• [WHAT THE TASK REQUIRES] Copy every line of the data that includes the string "Apply".

____________________

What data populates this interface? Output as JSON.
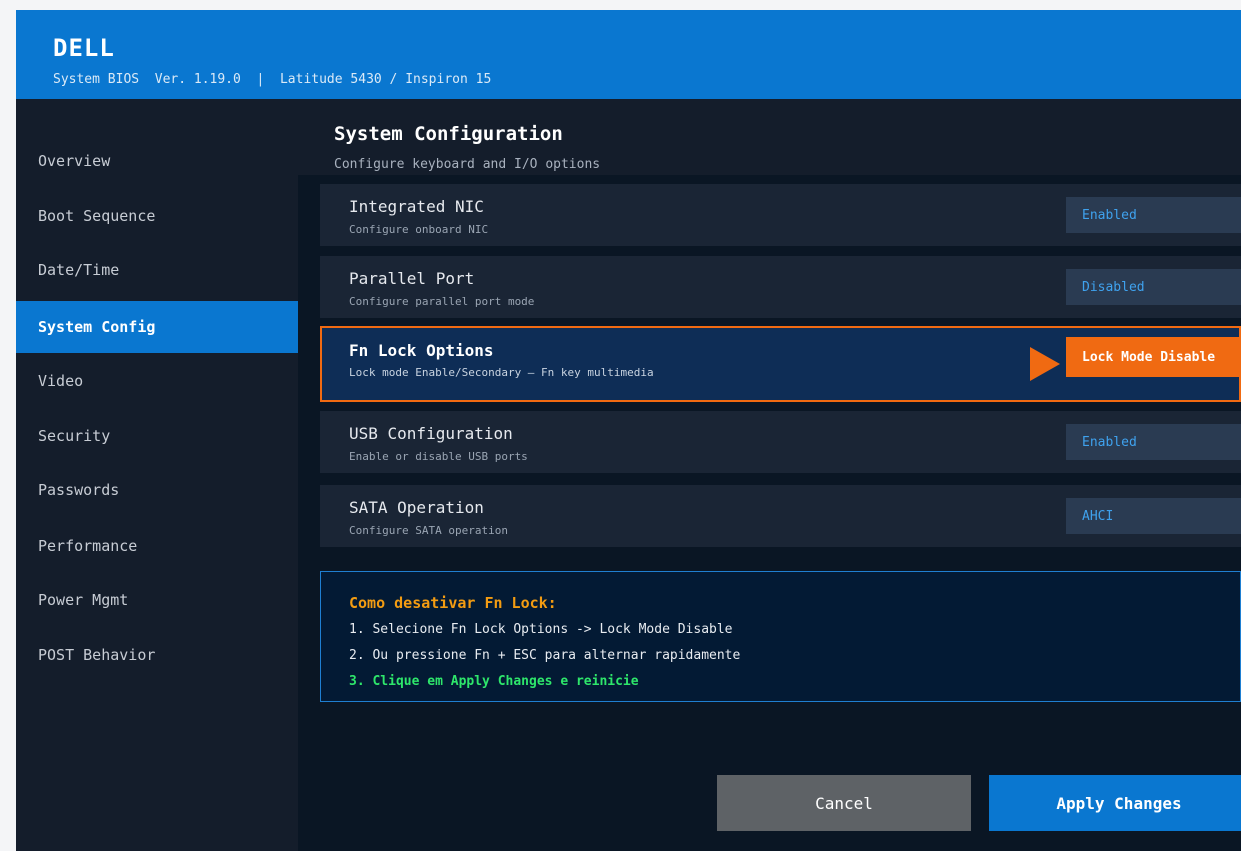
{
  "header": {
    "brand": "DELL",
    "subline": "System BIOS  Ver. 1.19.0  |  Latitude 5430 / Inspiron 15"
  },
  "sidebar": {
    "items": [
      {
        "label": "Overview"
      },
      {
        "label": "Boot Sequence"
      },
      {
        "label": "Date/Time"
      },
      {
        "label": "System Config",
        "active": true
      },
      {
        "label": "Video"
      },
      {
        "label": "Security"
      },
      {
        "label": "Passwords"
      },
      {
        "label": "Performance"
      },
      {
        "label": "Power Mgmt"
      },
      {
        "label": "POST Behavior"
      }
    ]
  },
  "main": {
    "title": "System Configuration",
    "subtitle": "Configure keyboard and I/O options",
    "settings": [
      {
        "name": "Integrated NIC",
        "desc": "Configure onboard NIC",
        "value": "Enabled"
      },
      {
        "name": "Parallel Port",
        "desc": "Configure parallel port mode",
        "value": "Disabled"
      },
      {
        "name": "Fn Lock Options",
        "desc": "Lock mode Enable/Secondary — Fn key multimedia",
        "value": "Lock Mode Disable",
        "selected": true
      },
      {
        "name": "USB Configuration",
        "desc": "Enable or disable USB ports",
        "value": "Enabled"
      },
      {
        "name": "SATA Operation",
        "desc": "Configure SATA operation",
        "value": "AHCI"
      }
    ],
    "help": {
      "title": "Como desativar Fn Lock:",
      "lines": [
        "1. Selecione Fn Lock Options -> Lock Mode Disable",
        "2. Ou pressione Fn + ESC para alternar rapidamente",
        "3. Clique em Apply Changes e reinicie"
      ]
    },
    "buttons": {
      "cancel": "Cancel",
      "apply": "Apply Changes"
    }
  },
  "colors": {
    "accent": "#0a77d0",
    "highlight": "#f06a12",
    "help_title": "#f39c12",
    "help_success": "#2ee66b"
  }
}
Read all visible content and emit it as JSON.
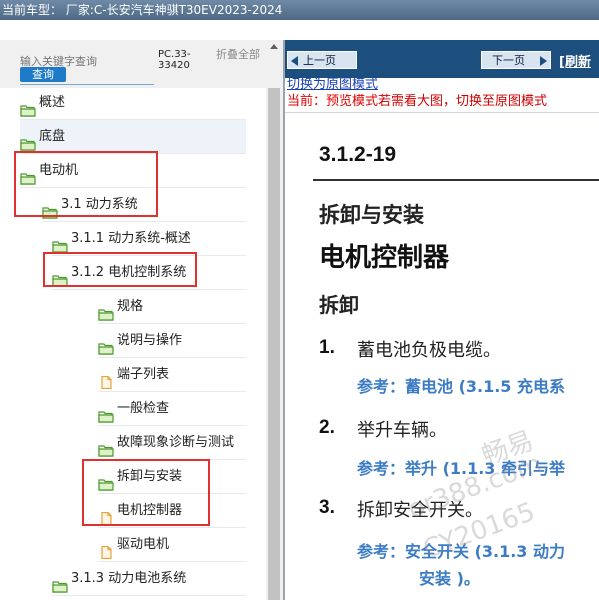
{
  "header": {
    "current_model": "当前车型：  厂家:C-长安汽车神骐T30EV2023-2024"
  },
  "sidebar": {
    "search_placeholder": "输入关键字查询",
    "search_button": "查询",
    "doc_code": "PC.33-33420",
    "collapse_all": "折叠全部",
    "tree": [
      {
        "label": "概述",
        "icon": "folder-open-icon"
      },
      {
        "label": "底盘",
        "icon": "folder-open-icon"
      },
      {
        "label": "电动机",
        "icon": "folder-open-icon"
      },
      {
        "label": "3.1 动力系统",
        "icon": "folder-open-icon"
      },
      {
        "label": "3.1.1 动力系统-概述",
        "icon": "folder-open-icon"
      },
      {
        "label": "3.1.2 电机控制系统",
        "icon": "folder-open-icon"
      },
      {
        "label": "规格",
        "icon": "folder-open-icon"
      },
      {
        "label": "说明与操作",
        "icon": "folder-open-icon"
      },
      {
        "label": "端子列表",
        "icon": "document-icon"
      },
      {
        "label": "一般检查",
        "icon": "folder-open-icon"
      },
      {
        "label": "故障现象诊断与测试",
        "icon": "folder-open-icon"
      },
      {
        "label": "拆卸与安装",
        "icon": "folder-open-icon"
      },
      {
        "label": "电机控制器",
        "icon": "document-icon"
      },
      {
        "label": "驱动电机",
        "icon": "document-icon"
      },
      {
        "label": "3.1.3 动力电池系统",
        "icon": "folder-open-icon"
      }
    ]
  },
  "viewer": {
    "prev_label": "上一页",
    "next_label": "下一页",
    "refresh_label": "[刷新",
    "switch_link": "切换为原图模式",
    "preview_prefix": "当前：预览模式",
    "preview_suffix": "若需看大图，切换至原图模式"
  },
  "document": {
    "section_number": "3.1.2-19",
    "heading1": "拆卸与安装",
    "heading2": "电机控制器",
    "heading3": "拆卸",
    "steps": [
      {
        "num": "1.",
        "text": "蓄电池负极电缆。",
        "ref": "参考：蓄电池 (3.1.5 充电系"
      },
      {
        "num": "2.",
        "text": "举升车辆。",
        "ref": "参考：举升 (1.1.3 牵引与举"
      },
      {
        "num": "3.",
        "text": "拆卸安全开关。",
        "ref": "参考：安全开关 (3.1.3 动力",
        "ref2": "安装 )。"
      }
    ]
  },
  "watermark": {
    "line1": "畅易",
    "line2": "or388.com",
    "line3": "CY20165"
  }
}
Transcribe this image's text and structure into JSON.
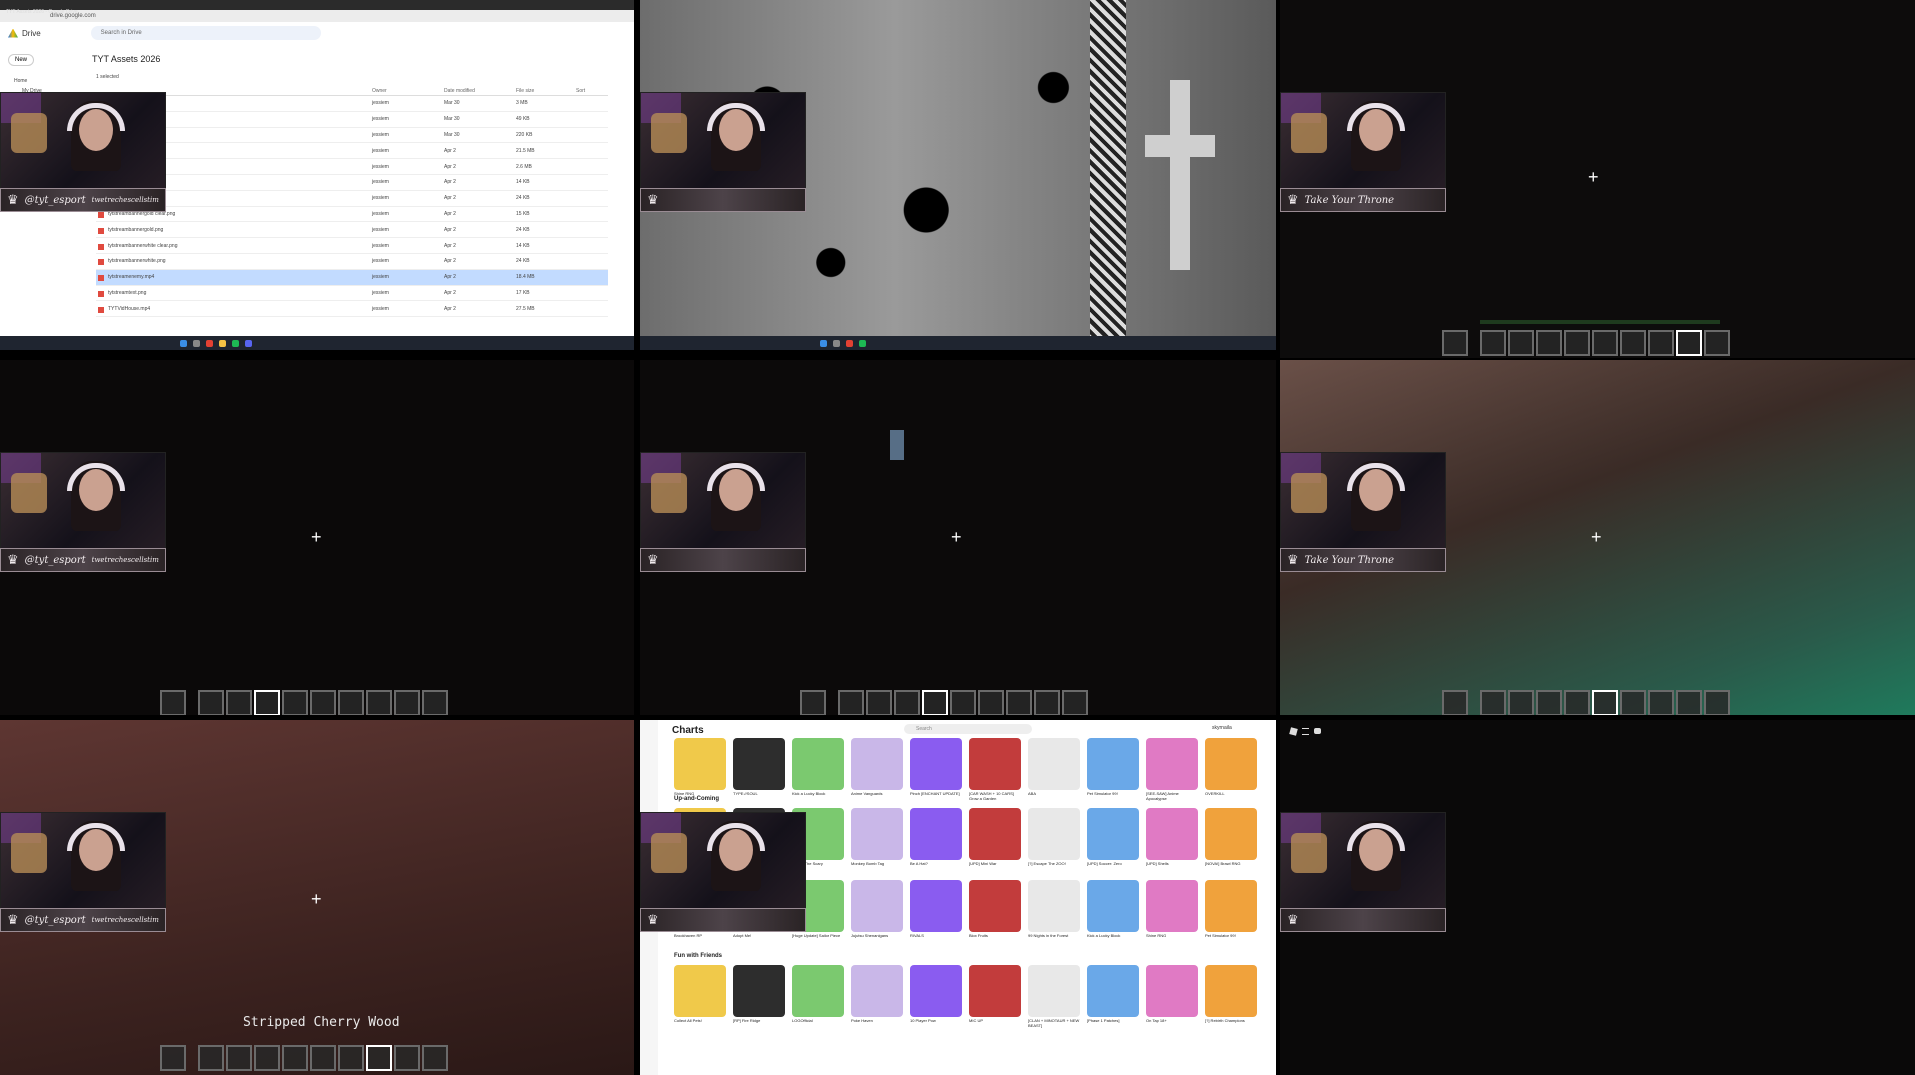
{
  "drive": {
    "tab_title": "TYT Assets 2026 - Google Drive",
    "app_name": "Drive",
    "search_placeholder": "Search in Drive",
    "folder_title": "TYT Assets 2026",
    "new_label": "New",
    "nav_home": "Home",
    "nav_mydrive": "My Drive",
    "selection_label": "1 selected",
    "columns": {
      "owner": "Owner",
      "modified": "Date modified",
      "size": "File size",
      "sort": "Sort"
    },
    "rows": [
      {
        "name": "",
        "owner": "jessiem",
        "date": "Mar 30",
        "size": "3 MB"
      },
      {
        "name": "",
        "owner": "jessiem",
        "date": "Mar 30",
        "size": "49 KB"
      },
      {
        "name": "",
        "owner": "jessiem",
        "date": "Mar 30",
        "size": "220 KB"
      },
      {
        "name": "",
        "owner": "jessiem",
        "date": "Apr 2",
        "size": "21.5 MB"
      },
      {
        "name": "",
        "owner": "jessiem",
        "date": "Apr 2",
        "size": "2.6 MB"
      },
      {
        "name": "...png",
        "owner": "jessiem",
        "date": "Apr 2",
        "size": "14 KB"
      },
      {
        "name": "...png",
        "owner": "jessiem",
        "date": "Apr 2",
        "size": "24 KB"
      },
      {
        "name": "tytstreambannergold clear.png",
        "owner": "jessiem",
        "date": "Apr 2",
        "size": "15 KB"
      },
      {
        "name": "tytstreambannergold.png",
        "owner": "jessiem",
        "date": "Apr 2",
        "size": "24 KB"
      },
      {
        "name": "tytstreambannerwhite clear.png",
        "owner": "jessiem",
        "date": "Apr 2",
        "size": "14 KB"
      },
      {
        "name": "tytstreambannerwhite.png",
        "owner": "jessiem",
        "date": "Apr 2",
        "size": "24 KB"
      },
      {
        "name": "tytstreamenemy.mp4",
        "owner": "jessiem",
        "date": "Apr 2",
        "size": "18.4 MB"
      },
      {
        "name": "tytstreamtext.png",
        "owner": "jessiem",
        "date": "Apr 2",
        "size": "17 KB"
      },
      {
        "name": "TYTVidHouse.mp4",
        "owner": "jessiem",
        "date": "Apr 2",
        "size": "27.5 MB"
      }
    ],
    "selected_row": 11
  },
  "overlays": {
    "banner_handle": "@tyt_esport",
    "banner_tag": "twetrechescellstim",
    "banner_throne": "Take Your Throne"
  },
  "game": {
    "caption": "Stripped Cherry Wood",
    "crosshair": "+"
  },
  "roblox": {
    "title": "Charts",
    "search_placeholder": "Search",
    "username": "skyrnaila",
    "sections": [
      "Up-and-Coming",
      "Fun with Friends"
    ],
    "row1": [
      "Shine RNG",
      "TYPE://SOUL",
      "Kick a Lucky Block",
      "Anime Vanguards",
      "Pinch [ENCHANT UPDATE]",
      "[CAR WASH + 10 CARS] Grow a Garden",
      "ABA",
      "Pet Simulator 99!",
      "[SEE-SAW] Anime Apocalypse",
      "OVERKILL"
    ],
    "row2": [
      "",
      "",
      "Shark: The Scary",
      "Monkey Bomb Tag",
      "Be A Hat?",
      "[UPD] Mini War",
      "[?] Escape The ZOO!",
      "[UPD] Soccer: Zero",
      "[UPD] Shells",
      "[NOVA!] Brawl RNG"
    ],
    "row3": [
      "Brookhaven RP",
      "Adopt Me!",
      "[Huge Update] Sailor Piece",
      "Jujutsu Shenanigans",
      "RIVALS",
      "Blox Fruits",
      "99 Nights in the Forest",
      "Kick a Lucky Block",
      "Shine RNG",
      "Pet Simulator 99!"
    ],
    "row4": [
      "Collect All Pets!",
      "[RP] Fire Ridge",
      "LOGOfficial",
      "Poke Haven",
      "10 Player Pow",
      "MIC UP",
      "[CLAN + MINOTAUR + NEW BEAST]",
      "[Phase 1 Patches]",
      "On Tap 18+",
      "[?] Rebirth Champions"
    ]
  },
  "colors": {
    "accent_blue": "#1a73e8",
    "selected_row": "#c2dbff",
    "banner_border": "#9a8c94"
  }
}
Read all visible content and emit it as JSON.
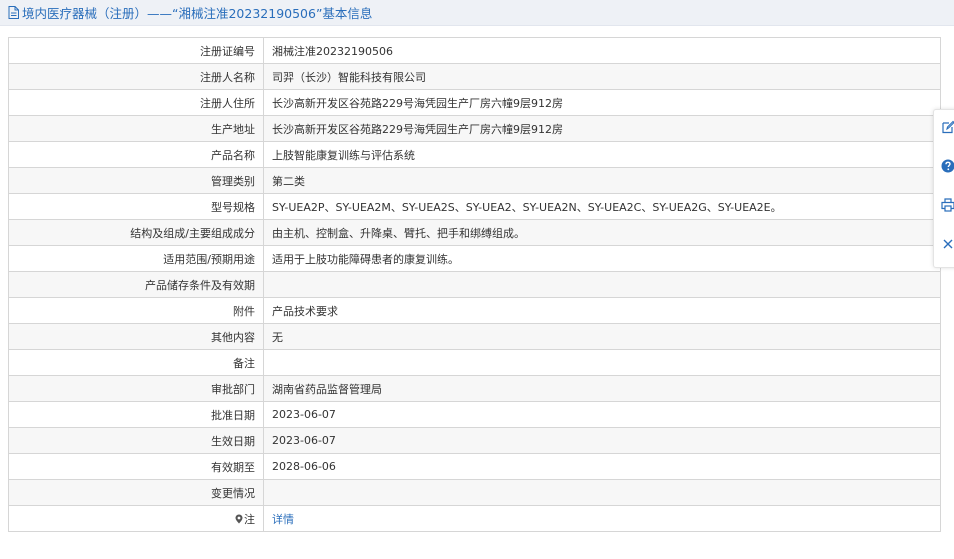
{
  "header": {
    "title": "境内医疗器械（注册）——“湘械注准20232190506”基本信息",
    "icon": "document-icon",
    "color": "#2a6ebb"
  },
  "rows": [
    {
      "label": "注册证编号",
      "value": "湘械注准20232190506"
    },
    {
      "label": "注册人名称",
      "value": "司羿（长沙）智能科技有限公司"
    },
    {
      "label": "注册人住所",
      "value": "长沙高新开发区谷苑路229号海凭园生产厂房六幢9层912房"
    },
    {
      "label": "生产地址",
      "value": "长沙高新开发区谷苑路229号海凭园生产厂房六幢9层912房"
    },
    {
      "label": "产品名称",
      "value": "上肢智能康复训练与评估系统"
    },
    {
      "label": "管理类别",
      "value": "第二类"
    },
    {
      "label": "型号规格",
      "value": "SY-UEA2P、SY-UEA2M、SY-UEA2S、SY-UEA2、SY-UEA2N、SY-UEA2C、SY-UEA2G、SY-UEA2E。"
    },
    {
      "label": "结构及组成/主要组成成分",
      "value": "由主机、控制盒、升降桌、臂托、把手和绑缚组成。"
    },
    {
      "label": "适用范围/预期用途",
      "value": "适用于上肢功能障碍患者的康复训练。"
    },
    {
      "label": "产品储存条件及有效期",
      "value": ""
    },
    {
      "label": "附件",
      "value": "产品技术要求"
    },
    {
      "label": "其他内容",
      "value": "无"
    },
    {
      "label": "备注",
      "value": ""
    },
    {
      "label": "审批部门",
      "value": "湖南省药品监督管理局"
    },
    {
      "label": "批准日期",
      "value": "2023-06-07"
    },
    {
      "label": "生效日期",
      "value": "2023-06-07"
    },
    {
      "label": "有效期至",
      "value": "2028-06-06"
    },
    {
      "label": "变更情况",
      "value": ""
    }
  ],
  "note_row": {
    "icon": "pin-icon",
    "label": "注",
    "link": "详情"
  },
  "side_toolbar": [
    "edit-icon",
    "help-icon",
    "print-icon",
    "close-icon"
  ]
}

____________________

• [FINAL RESULT]
        "3. Clique em Apply Changes e reinicie"
      "apply": "Apply Changes"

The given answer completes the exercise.